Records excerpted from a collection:
--- BEGIN ---
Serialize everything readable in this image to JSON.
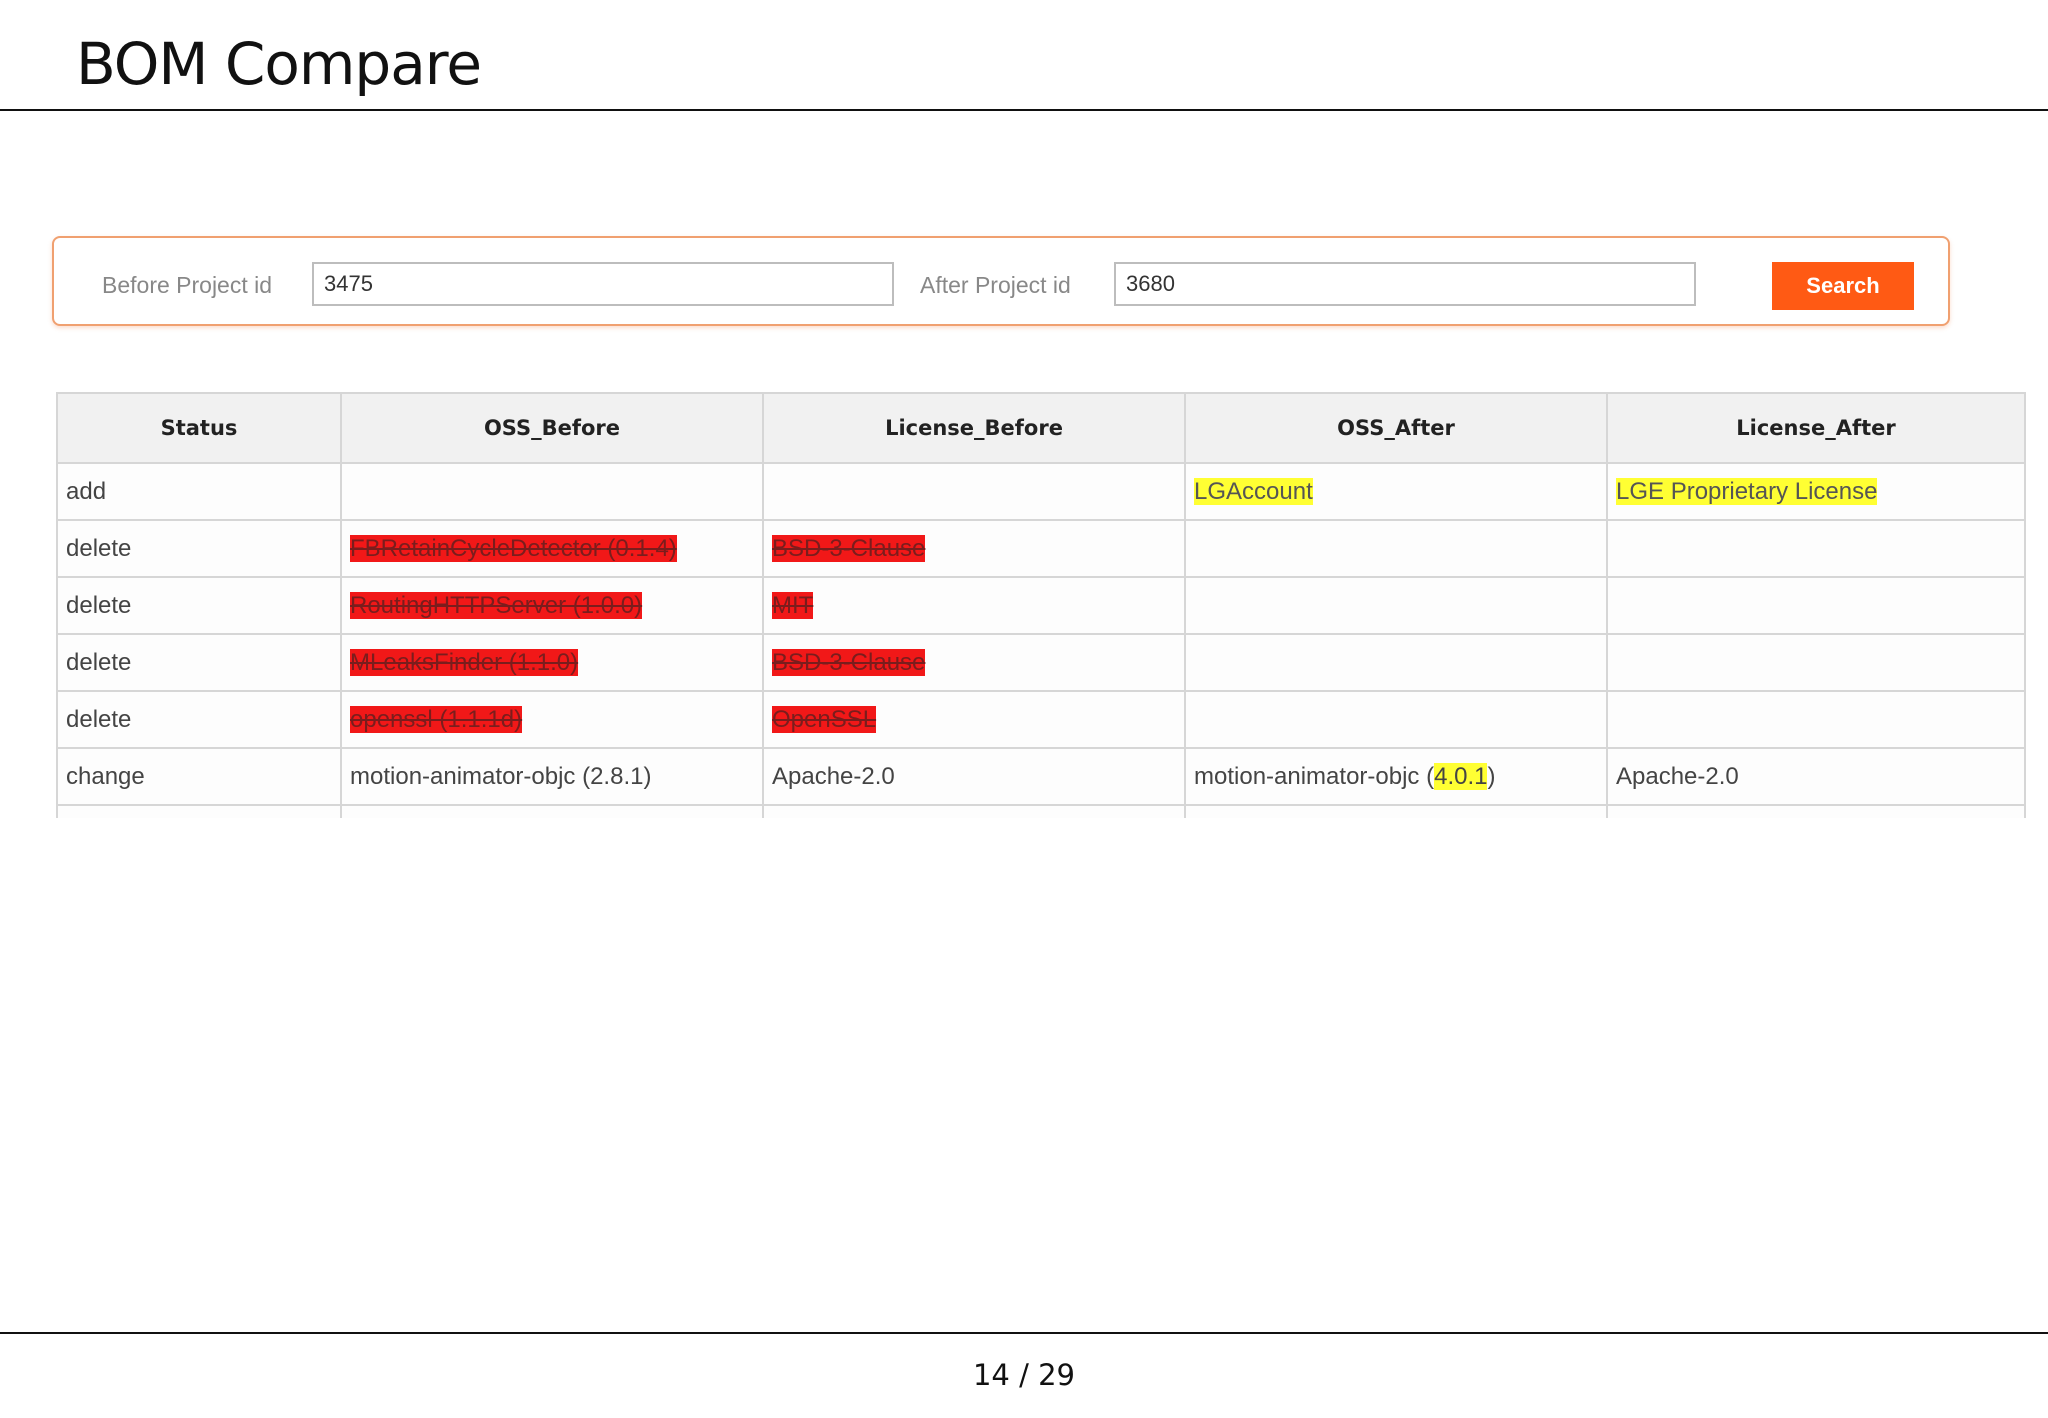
{
  "slide": {
    "title": "BOM Compare",
    "page_number": "14 / 29"
  },
  "search": {
    "before_label": "Before Project id",
    "before_value": "3475",
    "after_label": "After Project id",
    "after_value": "3680",
    "button_label": "Search"
  },
  "colors": {
    "accent": "#ff5a14",
    "added_highlight": "#ffff33",
    "deleted_highlight": "#f11818"
  },
  "table": {
    "headers": [
      "Status",
      "OSS_Before",
      "License_Before",
      "OSS_After",
      "License_After"
    ],
    "rows": [
      {
        "status": "add",
        "oss_before": "",
        "license_before": "",
        "oss_after": "LGAccount",
        "license_after": "LGE Proprietary License"
      },
      {
        "status": "delete",
        "oss_before": "FBRetainCycleDetector (0.1.4)",
        "license_before": "BSD-3-Clause",
        "oss_after": "",
        "license_after": ""
      },
      {
        "status": "delete",
        "oss_before": "RoutingHTTPServer (1.0.0)",
        "license_before": "MIT",
        "oss_after": "",
        "license_after": ""
      },
      {
        "status": "delete",
        "oss_before": "MLeaksFinder (1.1.0)",
        "license_before": "BSD-3-Clause",
        "oss_after": "",
        "license_after": ""
      },
      {
        "status": "delete",
        "oss_before": "openssl (1.1.1d)",
        "license_before": "OpenSSL",
        "oss_after": "",
        "license_after": ""
      },
      {
        "status": "change",
        "oss_before": "motion-animator-objc (2.8.1)",
        "license_before": "Apache-2.0",
        "oss_after_prefix": "motion-animator-objc (",
        "oss_after_version": "4.0.1",
        "oss_after_suffix": ")",
        "license_after": "Apache-2.0"
      }
    ]
  }
}
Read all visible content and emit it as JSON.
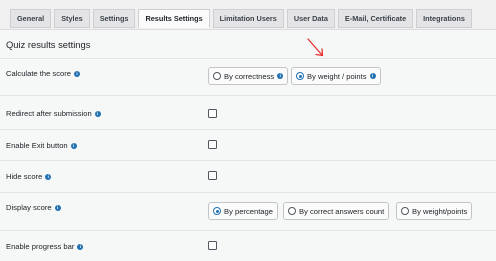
{
  "tabs": [
    {
      "label": "General"
    },
    {
      "label": "Styles"
    },
    {
      "label": "Settings"
    },
    {
      "label": "Results Settings",
      "active": true
    },
    {
      "label": "Limitation Users"
    },
    {
      "label": "User Data"
    },
    {
      "label": "E-Mail, Certificate"
    },
    {
      "label": "Integrations"
    }
  ],
  "section_title": "Quiz results settings",
  "rows": {
    "calculate_score": {
      "label": "Calculate the score",
      "options": [
        {
          "label": "By correctness",
          "checked": false
        },
        {
          "label": "By weight / points",
          "checked": true
        }
      ]
    },
    "redirect": {
      "label": "Redirect after submission",
      "checked": false
    },
    "exit_button": {
      "label": "Enable Exit button",
      "checked": false
    },
    "hide_score": {
      "label": "Hide score",
      "checked": false
    },
    "display_score": {
      "label": "Display score",
      "options": [
        {
          "label": "By percentage",
          "checked": true
        },
        {
          "label": "By correct answers count",
          "checked": false
        },
        {
          "label": "By weight/points",
          "checked": false
        }
      ]
    },
    "progress_bar": {
      "label": "Enable progress bar",
      "checked": false
    }
  },
  "colors": {
    "accent": "#2271b1",
    "annotation_arrow": "#e5322e"
  },
  "icons": {
    "info": "info-circle-icon",
    "annotation": "red-arrow-icon"
  }
}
--- END ---
## GOAL
Identify the lines in the entries above that contain "points", then copy them out.

## SOLUTION TO THE EXERCISE
          "label": "By weight / points",
          "label": "By weight/points",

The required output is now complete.